### STATED EXERCISE
Select, from the data, each line where "Governors" occurs.

(Dataset listings of figures)
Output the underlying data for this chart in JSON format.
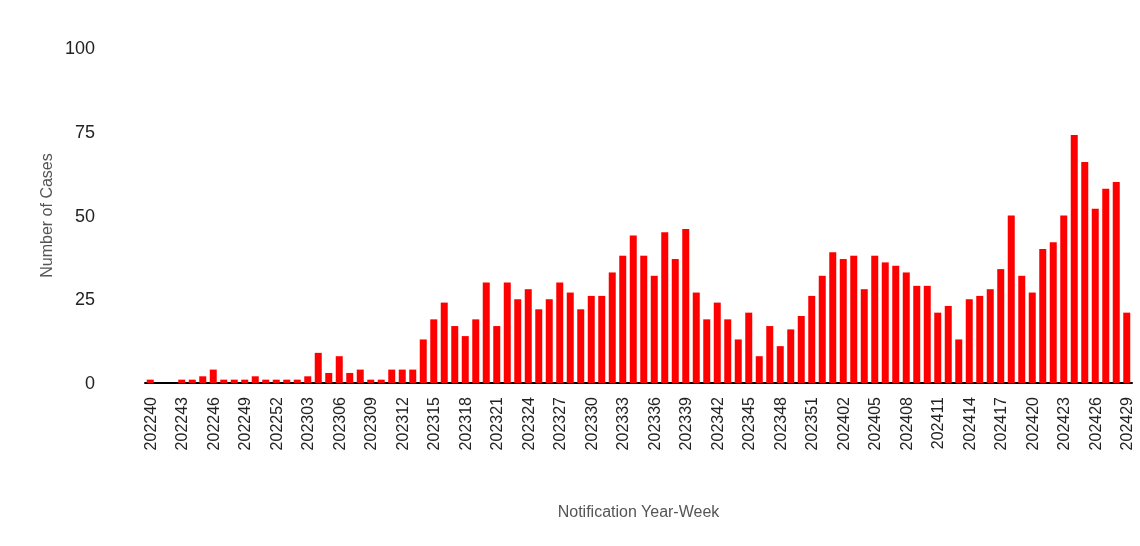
{
  "chart_data": {
    "type": "bar",
    "xlabel": "Notification Year-Week",
    "ylabel": "Number of Cases",
    "categories": [
      "202240",
      null,
      null,
      "202243",
      null,
      null,
      "202246",
      null,
      null,
      "202249",
      null,
      null,
      "202252",
      null,
      null,
      "202303",
      null,
      null,
      "202306",
      null,
      null,
      "202309",
      null,
      null,
      "202312",
      null,
      null,
      "202315",
      null,
      null,
      "202318",
      null,
      null,
      "202321",
      null,
      null,
      "202324",
      null,
      null,
      "202327",
      null,
      null,
      "202330",
      null,
      null,
      "202333",
      null,
      null,
      "202336",
      null,
      null,
      "202339",
      null,
      null,
      "202342",
      null,
      null,
      "202345",
      null,
      null,
      "202348",
      null,
      null,
      "202351",
      null,
      null,
      "202402",
      null,
      null,
      "202405",
      null,
      null,
      "202408",
      null,
      null,
      "202411",
      null,
      null,
      "202414",
      null,
      null,
      "202417",
      null,
      null,
      "202420",
      null,
      null,
      "202423",
      null,
      null,
      "202426",
      null,
      null,
      "202429"
    ],
    "values": [
      1,
      0,
      0,
      1,
      1,
      2,
      4,
      1,
      1,
      1,
      2,
      1,
      1,
      1,
      1,
      2,
      9,
      3,
      8,
      3,
      4,
      1,
      1,
      4,
      4,
      4,
      13,
      19,
      24,
      17,
      14,
      19,
      30,
      17,
      30,
      25,
      28,
      22,
      25,
      30,
      27,
      22,
      26,
      26,
      33,
      38,
      44,
      38,
      32,
      45,
      37,
      46,
      27,
      19,
      24,
      19,
      13,
      21,
      8,
      17,
      11,
      16,
      20,
      26,
      32,
      39,
      37,
      38,
      28,
      38,
      36,
      35,
      33,
      29,
      29,
      21,
      23,
      13,
      25,
      26,
      28,
      34,
      50,
      32,
      27,
      40,
      42,
      50,
      74,
      66,
      52,
      58,
      60,
      21
    ],
    "color": "#ff0000",
    "ylim": [
      0,
      100
    ],
    "yticks": [
      0,
      25,
      50,
      75,
      100
    ],
    "grid": false
  }
}
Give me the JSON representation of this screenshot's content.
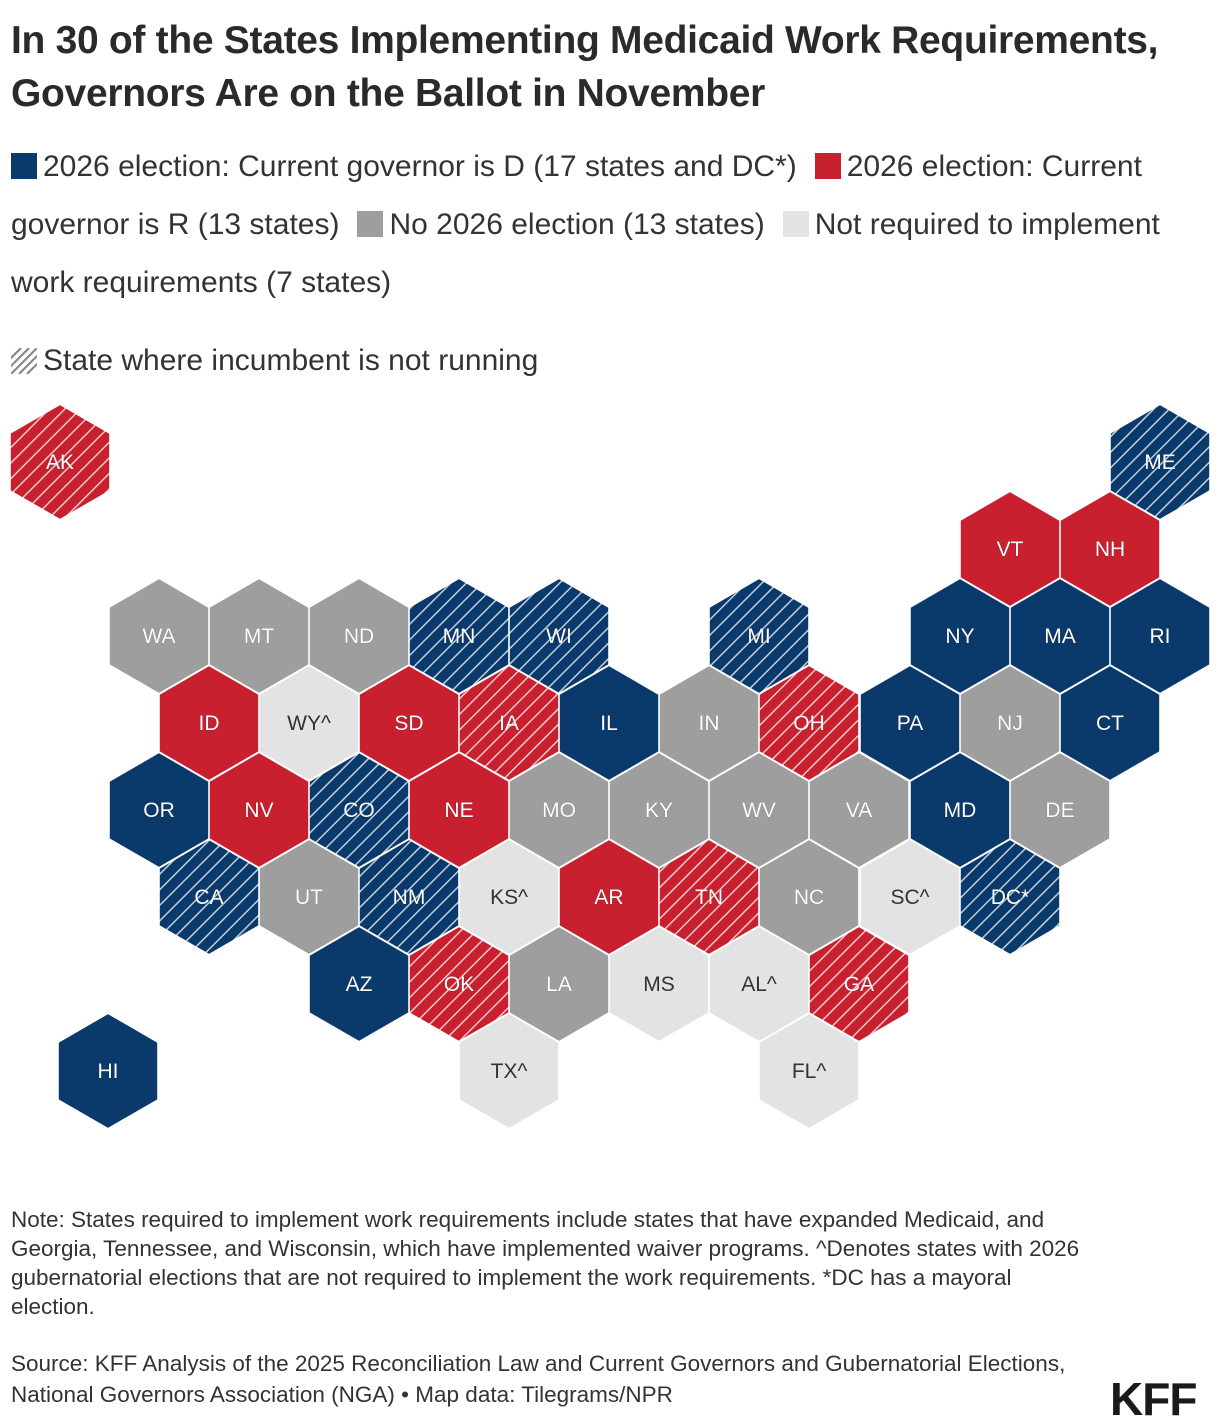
{
  "title": "In 30 of the States Implementing Medicaid Work Requirements, Governors Are on the Ballot in November",
  "legend": {
    "items": [
      {
        "key": "D",
        "label": "2026 election: Current governor is D (17 states and DC*)",
        "color": "#0a3a6b"
      },
      {
        "key": "R",
        "label": "2026 election: Current governor is R (13 states)",
        "color": "#c8202f"
      },
      {
        "key": "N",
        "label": "No 2026 election (13 states)",
        "color": "#9e9e9e"
      },
      {
        "key": "X",
        "label": "Not required to implement work requirements (7 states)",
        "color": "#e3e3e3"
      }
    ],
    "hatch_label": "State where incumbent is not running"
  },
  "states": [
    {
      "abbr": "AK",
      "cat": "R",
      "hatch": true
    },
    {
      "abbr": "ME",
      "cat": "D",
      "hatch": true
    },
    {
      "abbr": "VT",
      "cat": "R",
      "hatch": false
    },
    {
      "abbr": "NH",
      "cat": "R",
      "hatch": false
    },
    {
      "abbr": "WA",
      "cat": "N",
      "hatch": false
    },
    {
      "abbr": "MT",
      "cat": "N",
      "hatch": false
    },
    {
      "abbr": "ND",
      "cat": "N",
      "hatch": false
    },
    {
      "abbr": "MN",
      "cat": "D",
      "hatch": true
    },
    {
      "abbr": "WI",
      "cat": "D",
      "hatch": true
    },
    {
      "abbr": "MI",
      "cat": "D",
      "hatch": true
    },
    {
      "abbr": "NY",
      "cat": "D",
      "hatch": false
    },
    {
      "abbr": "MA",
      "cat": "D",
      "hatch": false
    },
    {
      "abbr": "RI",
      "cat": "D",
      "hatch": false
    },
    {
      "abbr": "ID",
      "cat": "R",
      "hatch": false
    },
    {
      "abbr": "WY^",
      "cat": "X",
      "hatch": false
    },
    {
      "abbr": "SD",
      "cat": "R",
      "hatch": false
    },
    {
      "abbr": "IA",
      "cat": "R",
      "hatch": true
    },
    {
      "abbr": "IL",
      "cat": "D",
      "hatch": false
    },
    {
      "abbr": "IN",
      "cat": "N",
      "hatch": false
    },
    {
      "abbr": "OH",
      "cat": "R",
      "hatch": true
    },
    {
      "abbr": "PA",
      "cat": "D",
      "hatch": false
    },
    {
      "abbr": "NJ",
      "cat": "N",
      "hatch": false
    },
    {
      "abbr": "CT",
      "cat": "D",
      "hatch": false
    },
    {
      "abbr": "OR",
      "cat": "D",
      "hatch": false
    },
    {
      "abbr": "NV",
      "cat": "R",
      "hatch": false
    },
    {
      "abbr": "CO",
      "cat": "D",
      "hatch": true
    },
    {
      "abbr": "NE",
      "cat": "R",
      "hatch": false
    },
    {
      "abbr": "MO",
      "cat": "N",
      "hatch": false
    },
    {
      "abbr": "KY",
      "cat": "N",
      "hatch": false
    },
    {
      "abbr": "WV",
      "cat": "N",
      "hatch": false
    },
    {
      "abbr": "VA",
      "cat": "N",
      "hatch": false
    },
    {
      "abbr": "MD",
      "cat": "D",
      "hatch": false
    },
    {
      "abbr": "DE",
      "cat": "N",
      "hatch": false
    },
    {
      "abbr": "CA",
      "cat": "D",
      "hatch": true
    },
    {
      "abbr": "UT",
      "cat": "N",
      "hatch": false
    },
    {
      "abbr": "NM",
      "cat": "D",
      "hatch": true
    },
    {
      "abbr": "KS^",
      "cat": "X",
      "hatch": false
    },
    {
      "abbr": "AR",
      "cat": "R",
      "hatch": false
    },
    {
      "abbr": "TN",
      "cat": "R",
      "hatch": true
    },
    {
      "abbr": "NC",
      "cat": "N",
      "hatch": false
    },
    {
      "abbr": "SC^",
      "cat": "X",
      "hatch": false
    },
    {
      "abbr": "DC*",
      "cat": "D",
      "hatch": true
    },
    {
      "abbr": "AZ",
      "cat": "D",
      "hatch": false
    },
    {
      "abbr": "OK",
      "cat": "R",
      "hatch": true
    },
    {
      "abbr": "LA",
      "cat": "N",
      "hatch": false
    },
    {
      "abbr": "MS",
      "cat": "X",
      "hatch": false
    },
    {
      "abbr": "AL^",
      "cat": "X",
      "hatch": false
    },
    {
      "abbr": "GA",
      "cat": "R",
      "hatch": true
    },
    {
      "abbr": "HI",
      "cat": "D",
      "hatch": false
    },
    {
      "abbr": "TX^",
      "cat": "X",
      "hatch": false
    },
    {
      "abbr": "FL^",
      "cat": "X",
      "hatch": false
    }
  ],
  "note": "Note: States required to implement work requirements include states that have expanded Medicaid, and Georgia, Tennessee, and Wisconsin, which have implemented waiver programs. ^Denotes states with 2026 gubernatorial elections that are not required to implement the work requirements. *DC has a mayoral election.",
  "source": "Source: KFF Analysis of the 2025 Reconciliation Law and Current Governors and Gubernatorial Elections, National Governors Association (NGA) • Map data: Tilegrams/NPR",
  "logo": "KFF"
}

### EXERCISE OUTPUT
  "title": "In 30 of the States Implementing Medicaid Work Requirements, Governors Are on the Ballot in November",
  "source": "Source: KFF Analysis of the 2025 Reconciliation Law and Current Governors and Gubernatorial Elections, National Governors Association (NGA) • Map data: Tilegrams/NPR",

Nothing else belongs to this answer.